Search the material for the word "Dalarnas" and copy each line that holds it.

-- START OF Data for this exercise --

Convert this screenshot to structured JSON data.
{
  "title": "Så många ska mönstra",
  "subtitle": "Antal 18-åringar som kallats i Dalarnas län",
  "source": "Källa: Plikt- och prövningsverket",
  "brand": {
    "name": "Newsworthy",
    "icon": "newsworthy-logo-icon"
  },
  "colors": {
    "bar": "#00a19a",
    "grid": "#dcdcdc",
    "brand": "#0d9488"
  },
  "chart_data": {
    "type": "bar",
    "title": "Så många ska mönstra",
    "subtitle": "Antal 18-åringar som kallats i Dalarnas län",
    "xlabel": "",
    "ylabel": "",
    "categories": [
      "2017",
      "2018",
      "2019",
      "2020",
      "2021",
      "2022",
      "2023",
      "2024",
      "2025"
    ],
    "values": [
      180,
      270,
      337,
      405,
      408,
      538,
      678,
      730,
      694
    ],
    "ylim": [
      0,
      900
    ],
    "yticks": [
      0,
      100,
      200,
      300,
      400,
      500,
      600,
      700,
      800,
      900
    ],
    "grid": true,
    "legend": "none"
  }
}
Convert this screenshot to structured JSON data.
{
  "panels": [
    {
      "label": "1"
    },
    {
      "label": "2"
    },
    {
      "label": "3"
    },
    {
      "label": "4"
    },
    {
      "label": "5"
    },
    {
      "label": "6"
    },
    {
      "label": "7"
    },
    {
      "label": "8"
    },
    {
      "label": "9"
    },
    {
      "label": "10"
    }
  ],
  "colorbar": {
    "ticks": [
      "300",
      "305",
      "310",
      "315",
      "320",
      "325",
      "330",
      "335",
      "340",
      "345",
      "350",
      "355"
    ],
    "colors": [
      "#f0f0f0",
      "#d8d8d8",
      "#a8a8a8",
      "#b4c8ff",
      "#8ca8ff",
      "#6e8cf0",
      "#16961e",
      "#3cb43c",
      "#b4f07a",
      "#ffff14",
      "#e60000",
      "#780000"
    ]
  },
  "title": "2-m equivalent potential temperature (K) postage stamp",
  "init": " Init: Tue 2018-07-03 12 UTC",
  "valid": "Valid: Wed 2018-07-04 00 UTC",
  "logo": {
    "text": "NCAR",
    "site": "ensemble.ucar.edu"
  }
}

-- END OF Data for this exercise --

## Response for this exercise
  "subtitle": "Antal 18-åringar som kallats i Dalarnas län",
    "subtitle": "Antal 18-åringar som kallats i Dalarnas län",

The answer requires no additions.